### Exercise input:
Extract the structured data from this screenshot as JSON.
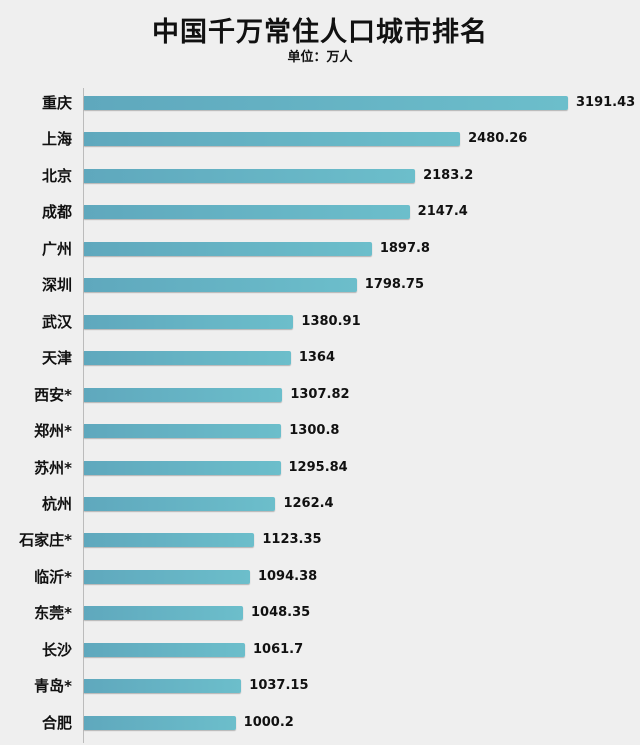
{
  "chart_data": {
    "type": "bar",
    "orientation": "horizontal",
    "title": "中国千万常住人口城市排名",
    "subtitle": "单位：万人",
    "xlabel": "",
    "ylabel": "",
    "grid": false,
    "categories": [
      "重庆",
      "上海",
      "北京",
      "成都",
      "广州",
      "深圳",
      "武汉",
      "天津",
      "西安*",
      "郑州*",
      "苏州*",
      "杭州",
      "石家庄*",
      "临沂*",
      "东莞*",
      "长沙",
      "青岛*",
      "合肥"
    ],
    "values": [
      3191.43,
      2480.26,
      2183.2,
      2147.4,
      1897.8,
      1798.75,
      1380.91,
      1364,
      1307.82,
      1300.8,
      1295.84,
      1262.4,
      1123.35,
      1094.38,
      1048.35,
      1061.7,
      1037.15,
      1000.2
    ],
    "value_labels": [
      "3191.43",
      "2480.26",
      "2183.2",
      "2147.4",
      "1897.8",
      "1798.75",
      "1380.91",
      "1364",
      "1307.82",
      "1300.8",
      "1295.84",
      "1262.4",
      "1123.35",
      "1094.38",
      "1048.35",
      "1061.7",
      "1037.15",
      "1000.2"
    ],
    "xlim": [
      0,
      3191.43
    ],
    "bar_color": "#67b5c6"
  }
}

### Problem description:
All records above are to be printed exactly, minus the pictures they contain.

### The response:
Extract the structured data from this screenshot as JSON.
{
  "chart_data": {
    "type": "bar",
    "orientation": "horizontal",
    "title": "中国千万常住人口城市排名",
    "subtitle": "单位：万人",
    "xlabel": "",
    "ylabel": "",
    "grid": false,
    "categories": [
      "重庆",
      "上海",
      "北京",
      "成都",
      "广州",
      "深圳",
      "武汉",
      "天津",
      "西安*",
      "郑州*",
      "苏州*",
      "杭州",
      "石家庄*",
      "临沂*",
      "东莞*",
      "长沙",
      "青岛*",
      "合肥"
    ],
    "values": [
      3191.43,
      2480.26,
      2183.2,
      2147.4,
      1897.8,
      1798.75,
      1380.91,
      1364,
      1307.82,
      1300.8,
      1295.84,
      1262.4,
      1123.35,
      1094.38,
      1048.35,
      1061.7,
      1037.15,
      1000.2
    ],
    "value_labels": [
      "3191.43",
      "2480.26",
      "2183.2",
      "2147.4",
      "1897.8",
      "1798.75",
      "1380.91",
      "1364",
      "1307.82",
      "1300.8",
      "1295.84",
      "1262.4",
      "1123.35",
      "1094.38",
      "1048.35",
      "1061.7",
      "1037.15",
      "1000.2"
    ],
    "xlim": [
      0,
      3191.43
    ],
    "bar_color": "#67b5c6"
  }
}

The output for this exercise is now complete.